● **SOURCE RECORDS**
========================================================================
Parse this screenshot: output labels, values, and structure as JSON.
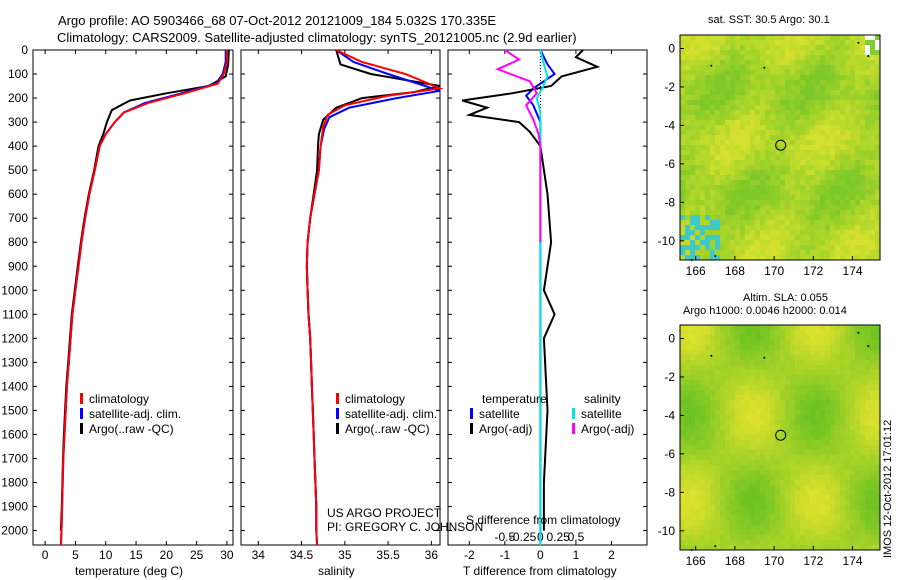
{
  "header": {
    "line1": "Argo profile: AO 5903466_68 07-Oct-2012 20121009_184 5.032S 170.335E",
    "line2": "Climatology: CARS2009. Satellite-adjusted climatology: synTS_20121005.nc (2.9d earlier)"
  },
  "depth_axis": {
    "ticks": [
      0,
      100,
      200,
      300,
      400,
      500,
      600,
      700,
      800,
      900,
      1000,
      1100,
      1200,
      1300,
      1400,
      1500,
      1600,
      1700,
      1800,
      1900,
      2000
    ],
    "ylim": [
      0,
      2060
    ]
  },
  "colors": {
    "climatology": "#ff0000",
    "satellite": "#0000ff",
    "argo": "#000000",
    "sat_sal": "#00e5e5",
    "argo_sal": "#ff00ff",
    "map_green": "#7ccf2e"
  },
  "panels": {
    "temperature": {
      "xlabel": "temperature (deg C)",
      "xticks": [
        "0",
        "5",
        "10",
        "15",
        "20",
        "25",
        "30"
      ],
      "legend": [
        "climatology",
        "satellite-adj. clim.",
        "Argo(..raw -QC)"
      ]
    },
    "salinity": {
      "xlabel": "salinity",
      "xticks": [
        "34",
        "34.5",
        "35",
        "35.5",
        "36"
      ],
      "legend": [
        "climatology",
        "satellite-adj. clim.",
        "Argo(..raw -QC)"
      ],
      "project_line1": "US ARGO PROJECT",
      "project_line2": "PI: GREGORY C. JOHNSON"
    },
    "difference": {
      "xlabel_top": "S difference from climatology",
      "xlabel_bottom": "T difference from climatology",
      "s_ticks": [
        "-0.5",
        "-0.25",
        "0",
        "0.25",
        "0.5"
      ],
      "t_ticks": [
        "-2",
        "-1",
        "0",
        "1",
        "2"
      ],
      "legend_temp_header": "temperature",
      "legend_sal_header": "salinity",
      "legend_temp": [
        "satellite",
        "Argo(-adj)"
      ],
      "legend_sal": [
        "satellite",
        "Argo(-adj)"
      ]
    }
  },
  "maps": {
    "sst": {
      "title": "sat. SST: 30.5 Argo: 30.1",
      "xticks": [
        "166",
        "168",
        "170",
        "172",
        "174"
      ],
      "yticks": [
        "0",
        "-2",
        "-4",
        "-6",
        "-8",
        "-10"
      ]
    },
    "sla": {
      "title1": "Altim. SLA: 0.055",
      "title2": "Argo h1000: 0.0046 h2000: 0.014",
      "xticks": [
        "166",
        "168",
        "170",
        "172",
        "174"
      ],
      "yticks": [
        "0",
        "-2",
        "-4",
        "-6",
        "-8",
        "-10"
      ]
    }
  },
  "footer": {
    "stamp": "IMOS 12-Oct-2012 17:01:12"
  },
  "chart_data": [
    {
      "type": "line",
      "name": "temperature profile",
      "xlabel": "temperature (deg C)",
      "ylabel": "",
      "xlim": [
        -2,
        31
      ],
      "ylim": [
        2060,
        0
      ],
      "series": [
        {
          "name": "climatology",
          "points": [
            [
              30,
              0
            ],
            [
              30,
              50
            ],
            [
              29.5,
              100
            ],
            [
              28.5,
              140
            ],
            [
              23,
              180
            ],
            [
              17,
              220
            ],
            [
              13,
              260
            ],
            [
              11.5,
              300
            ],
            [
              10,
              350
            ],
            [
              9,
              400
            ],
            [
              8.2,
              500
            ],
            [
              7.3,
              600
            ],
            [
              6.6,
              700
            ],
            [
              6,
              800
            ],
            [
              5.5,
              900
            ],
            [
              5,
              1000
            ],
            [
              4.5,
              1100
            ],
            [
              4.2,
              1200
            ],
            [
              3.9,
              1300
            ],
            [
              3.6,
              1400
            ],
            [
              3.4,
              1500
            ],
            [
              3.2,
              1600
            ],
            [
              3,
              1700
            ],
            [
              2.9,
              1800
            ],
            [
              2.8,
              1900
            ],
            [
              2.7,
              2000
            ],
            [
              2.6,
              2060
            ]
          ]
        },
        {
          "name": "satellite-adj. clim.",
          "points": [
            [
              29.8,
              0
            ],
            [
              29.8,
              50
            ],
            [
              29.3,
              100
            ],
            [
              28.2,
              140
            ],
            [
              22.5,
              180
            ],
            [
              16.5,
              220
            ],
            [
              13,
              260
            ],
            [
              11.5,
              300
            ],
            [
              10,
              350
            ],
            [
              9,
              400
            ],
            [
              8.2,
              500
            ],
            [
              7.3,
              600
            ],
            [
              6.6,
              700
            ],
            [
              6,
              800
            ],
            [
              5.5,
              900
            ],
            [
              5,
              1000
            ],
            [
              4.5,
              1100
            ],
            [
              4.2,
              1200
            ],
            [
              3.9,
              1300
            ],
            [
              3.6,
              1400
            ],
            [
              3.4,
              1500
            ],
            [
              3.2,
              1600
            ],
            [
              3,
              1700
            ],
            [
              2.9,
              1800
            ],
            [
              2.8,
              1900
            ],
            [
              2.7,
              2000
            ],
            [
              2.6,
              2060
            ]
          ]
        },
        {
          "name": "Argo(..raw -QC)",
          "points": [
            [
              30.3,
              0
            ],
            [
              30.2,
              60
            ],
            [
              29.8,
              110
            ],
            [
              27,
              150
            ],
            [
              20,
              180
            ],
            [
              14,
              210
            ],
            [
              11,
              250
            ],
            [
              10.2,
              300
            ],
            [
              9.6,
              350
            ],
            [
              8.8,
              400
            ],
            [
              8.1,
              500
            ],
            [
              7.2,
              600
            ],
            [
              6.5,
              700
            ],
            [
              5.9,
              800
            ],
            [
              5.4,
              900
            ],
            [
              4.9,
              1000
            ],
            [
              4.4,
              1100
            ],
            [
              4.1,
              1200
            ],
            [
              3.8,
              1300
            ],
            [
              3.5,
              1400
            ],
            [
              3.3,
              1500
            ],
            [
              3.1,
              1600
            ],
            [
              2.95,
              1700
            ],
            [
              2.85,
              1800
            ],
            [
              2.75,
              1900
            ],
            [
              2.6,
              2000
            ]
          ]
        }
      ]
    },
    {
      "type": "line",
      "name": "salinity profile",
      "xlabel": "salinity",
      "ylabel": "",
      "xlim": [
        33.8,
        36.1
      ],
      "ylim": [
        2060,
        0
      ],
      "series": [
        {
          "name": "climatology",
          "points": [
            [
              34.9,
              0
            ],
            [
              35.2,
              50
            ],
            [
              35.7,
              100
            ],
            [
              36.1,
              160
            ],
            [
              35.5,
              190
            ],
            [
              35.0,
              230
            ],
            [
              34.8,
              270
            ],
            [
              34.75,
              320
            ],
            [
              34.72,
              400
            ],
            [
              34.7,
              500
            ],
            [
              34.65,
              600
            ],
            [
              34.6,
              700
            ],
            [
              34.57,
              800
            ],
            [
              34.56,
              900
            ],
            [
              34.57,
              1000
            ],
            [
              34.58,
              1100
            ],
            [
              34.6,
              1200
            ],
            [
              34.61,
              1300
            ],
            [
              34.62,
              1400
            ],
            [
              34.63,
              1500
            ],
            [
              34.64,
              1600
            ],
            [
              34.65,
              1700
            ],
            [
              34.66,
              1800
            ],
            [
              34.67,
              1900
            ],
            [
              34.67,
              2000
            ],
            [
              34.68,
              2060
            ]
          ]
        },
        {
          "name": "satellite-adj. clim.",
          "points": [
            [
              34.9,
              0
            ],
            [
              35.1,
              50
            ],
            [
              35.5,
              100
            ],
            [
              36.1,
              170
            ],
            [
              35.6,
              200
            ],
            [
              35.05,
              240
            ],
            [
              34.82,
              280
            ],
            [
              34.76,
              330
            ],
            [
              34.72,
              400
            ],
            [
              34.7,
              500
            ],
            [
              34.65,
              600
            ],
            [
              34.6,
              700
            ],
            [
              34.57,
              800
            ],
            [
              34.56,
              900
            ],
            [
              34.57,
              1000
            ],
            [
              34.58,
              1100
            ],
            [
              34.6,
              1200
            ],
            [
              34.61,
              1300
            ],
            [
              34.62,
              1400
            ],
            [
              34.63,
              1500
            ],
            [
              34.64,
              1600
            ],
            [
              34.65,
              1700
            ],
            [
              34.66,
              1800
            ],
            [
              34.67,
              1900
            ],
            [
              34.67,
              2000
            ],
            [
              34.68,
              2060
            ]
          ]
        },
        {
          "name": "Argo(..raw -QC)",
          "points": [
            [
              34.9,
              0
            ],
            [
              34.95,
              60
            ],
            [
              35.3,
              100
            ],
            [
              36.1,
              150
            ],
            [
              35.8,
              175
            ],
            [
              35.2,
              200
            ],
            [
              34.9,
              240
            ],
            [
              34.75,
              290
            ],
            [
              34.7,
              350
            ],
            [
              34.69,
              400
            ],
            [
              34.68,
              500
            ],
            [
              34.64,
              600
            ],
            [
              34.6,
              700
            ],
            [
              34.57,
              800
            ],
            [
              34.56,
              900
            ],
            [
              34.57,
              1000
            ],
            [
              34.58,
              1100
            ],
            [
              34.6,
              1200
            ],
            [
              34.61,
              1300
            ],
            [
              34.62,
              1400
            ],
            [
              34.63,
              1500
            ],
            [
              34.64,
              1600
            ],
            [
              34.65,
              1700
            ],
            [
              34.66,
              1800
            ],
            [
              34.67,
              1900
            ],
            [
              34.67,
              2000
            ]
          ]
        }
      ]
    },
    {
      "type": "line",
      "name": "difference from climatology",
      "xlabel": "T difference from climatology",
      "ylabel": "",
      "xlim": [
        -2.6,
        3
      ],
      "ylim": [
        2060,
        0
      ],
      "series": [
        {
          "name": "temperature satellite",
          "points": [
            [
              0,
              0
            ],
            [
              0.2,
              60
            ],
            [
              0.4,
              100
            ],
            [
              -0.2,
              160
            ],
            [
              -0.4,
              190
            ],
            [
              -0.2,
              230
            ],
            [
              0,
              300
            ],
            [
              0,
              400
            ],
            [
              0,
              600
            ],
            [
              0,
              1000
            ],
            [
              0,
              1500
            ],
            [
              0,
              2060
            ]
          ]
        },
        {
          "name": "temperature Argo(-adj)",
          "points": [
            [
              1.2,
              0
            ],
            [
              1.0,
              30
            ],
            [
              1.6,
              70
            ],
            [
              0.6,
              110
            ],
            [
              0.3,
              150
            ],
            [
              -0.8,
              180
            ],
            [
              -2.2,
              210
            ],
            [
              -1.5,
              240
            ],
            [
              -2.0,
              270
            ],
            [
              -0.6,
              300
            ],
            [
              -0.3,
              340
            ],
            [
              0,
              400
            ],
            [
              0.2,
              600
            ],
            [
              0.3,
              800
            ],
            [
              0.1,
              1000
            ],
            [
              0.4,
              1100
            ],
            [
              0.1,
              1200
            ],
            [
              0.2,
              1500
            ],
            [
              0.1,
              1800
            ],
            [
              0.1,
              2000
            ]
          ]
        },
        {
          "name": "salinity satellite",
          "points": [
            [
              0,
              0
            ],
            [
              0.1,
              60
            ],
            [
              0.2,
              110
            ],
            [
              0.05,
              160
            ],
            [
              -0.1,
              200
            ],
            [
              0,
              260
            ],
            [
              0,
              400
            ],
            [
              0,
              1000
            ],
            [
              0,
              2060
            ]
          ]
        },
        {
          "name": "salinity Argo(-adj)",
          "points": [
            [
              -1.0,
              0
            ],
            [
              -0.6,
              40
            ],
            [
              -1.2,
              80
            ],
            [
              -0.3,
              130
            ],
            [
              -0.1,
              180
            ],
            [
              -0.4,
              230
            ],
            [
              -0.2,
              290
            ],
            [
              -0.05,
              350
            ],
            [
              0,
              400
            ],
            [
              0,
              800
            ]
          ]
        }
      ]
    }
  ]
}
========================================================================
● **BRIEF**
Find and copy every line in the entries above where the string "salinity" occurs.

● **RESPONSE**
    "salinity": {
      "xlabel": "salinity",
      "legend_sal_header": "salinity",
      "name": "salinity profile",
      "xlabel": "salinity",
          "name": "salinity satellite",
          "name": "salinity Argo(-adj)",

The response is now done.